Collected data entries

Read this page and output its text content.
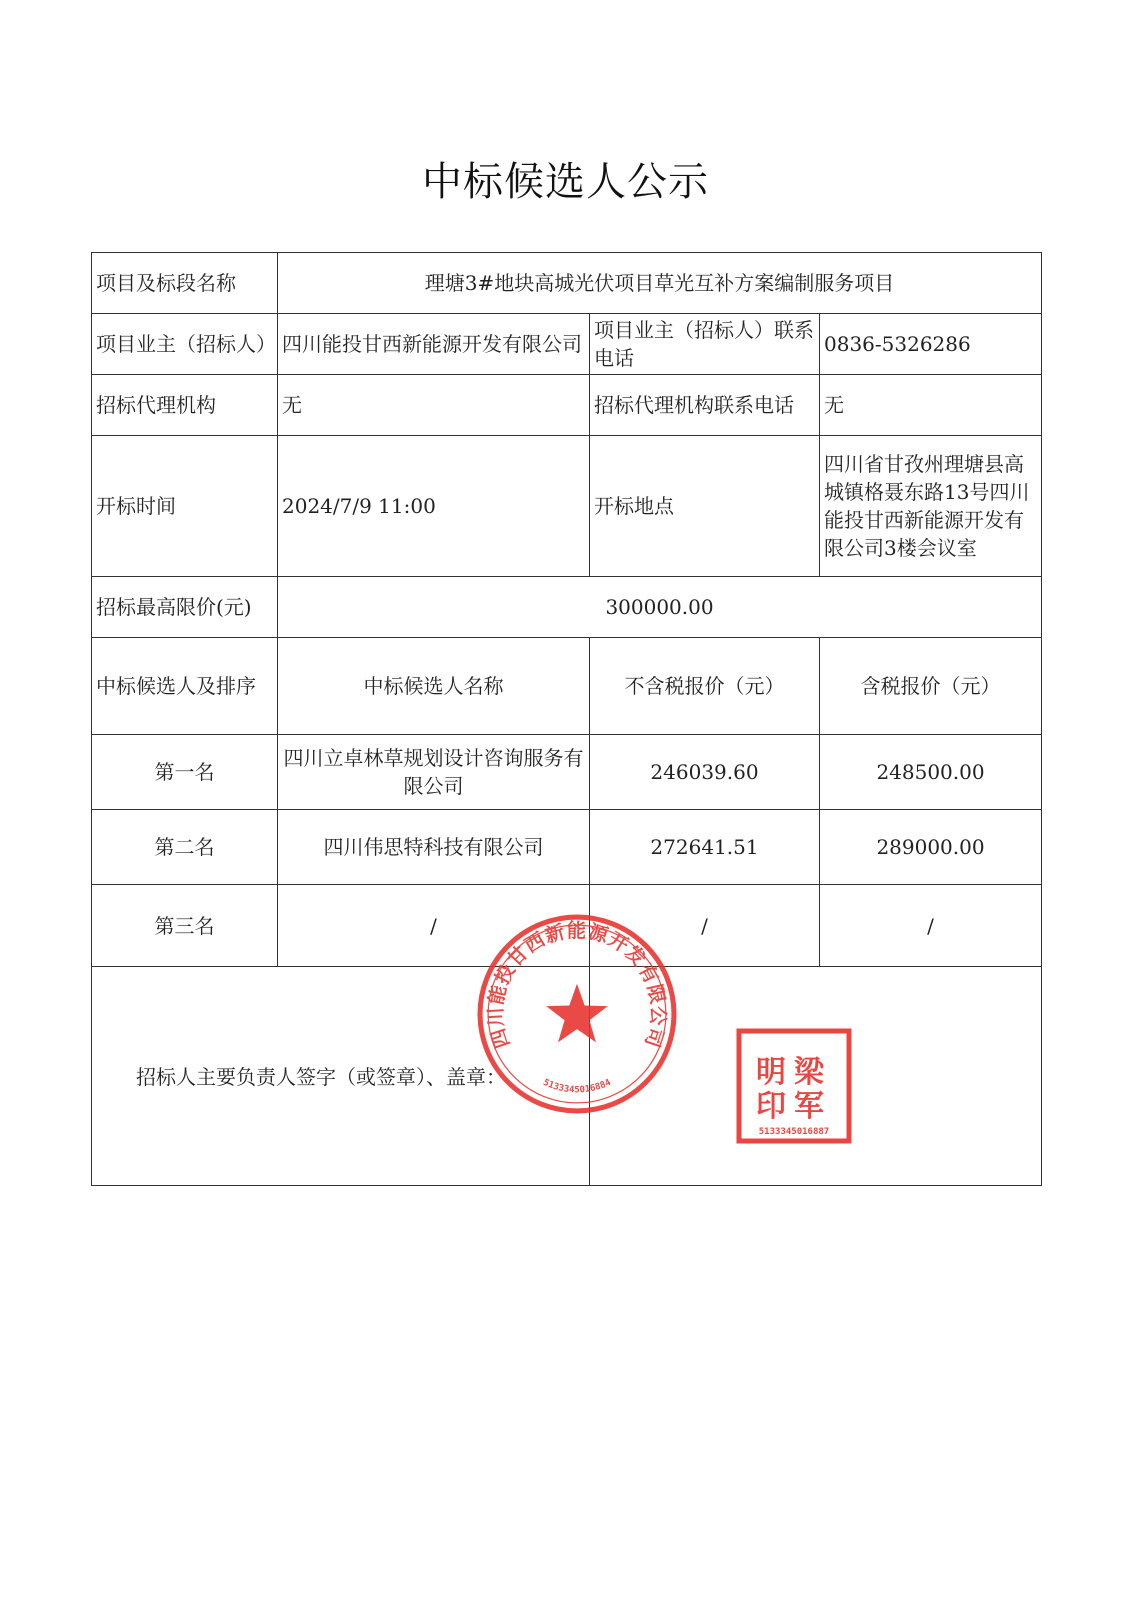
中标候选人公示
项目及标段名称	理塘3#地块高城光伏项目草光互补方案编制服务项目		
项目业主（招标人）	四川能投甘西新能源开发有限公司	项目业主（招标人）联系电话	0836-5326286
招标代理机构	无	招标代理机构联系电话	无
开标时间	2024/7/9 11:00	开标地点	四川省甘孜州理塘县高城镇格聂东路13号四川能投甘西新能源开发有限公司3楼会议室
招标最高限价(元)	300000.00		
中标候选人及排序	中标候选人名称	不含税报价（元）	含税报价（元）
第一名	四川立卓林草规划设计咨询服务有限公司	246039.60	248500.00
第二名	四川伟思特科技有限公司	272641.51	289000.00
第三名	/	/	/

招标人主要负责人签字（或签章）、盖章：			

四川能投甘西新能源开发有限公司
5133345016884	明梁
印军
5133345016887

SET EXERCISE:
Print each of the records above exactly as written, leaving no picture in the copy.

REPLY:
Read this page and output its text content.
中标候选人公示
项目及标段名称	理塘3#地块高城光伏项目草光互补方案编制服务项目		
项目业主（招标人）	四川能投甘西新能源开发有限公司	项目业主（招标人）联系电话	0836-5326286
招标代理机构	无	招标代理机构联系电话	无
开标时间	2024/7/9 11:00	开标地点	四川省甘孜州理塘县高城镇格聂东路13号四川能投甘西新能源开发有限公司3楼会议室
招标最高限价(元)	300000.00		
中标候选人及排序	中标候选人名称	不含税报价（元）	含税报价（元）
第一名	四川立卓林草规划设计咨询服务有限公司	246039.60	248500.00
第二名	四川伟思特科技有限公司	272641.51	289000.00
第三名	/	/	/

招标人主要负责人签字（或签章）、盖章：			

四川能投甘西新能源开发有限公司
5133345016884	明梁
印军
5133345016887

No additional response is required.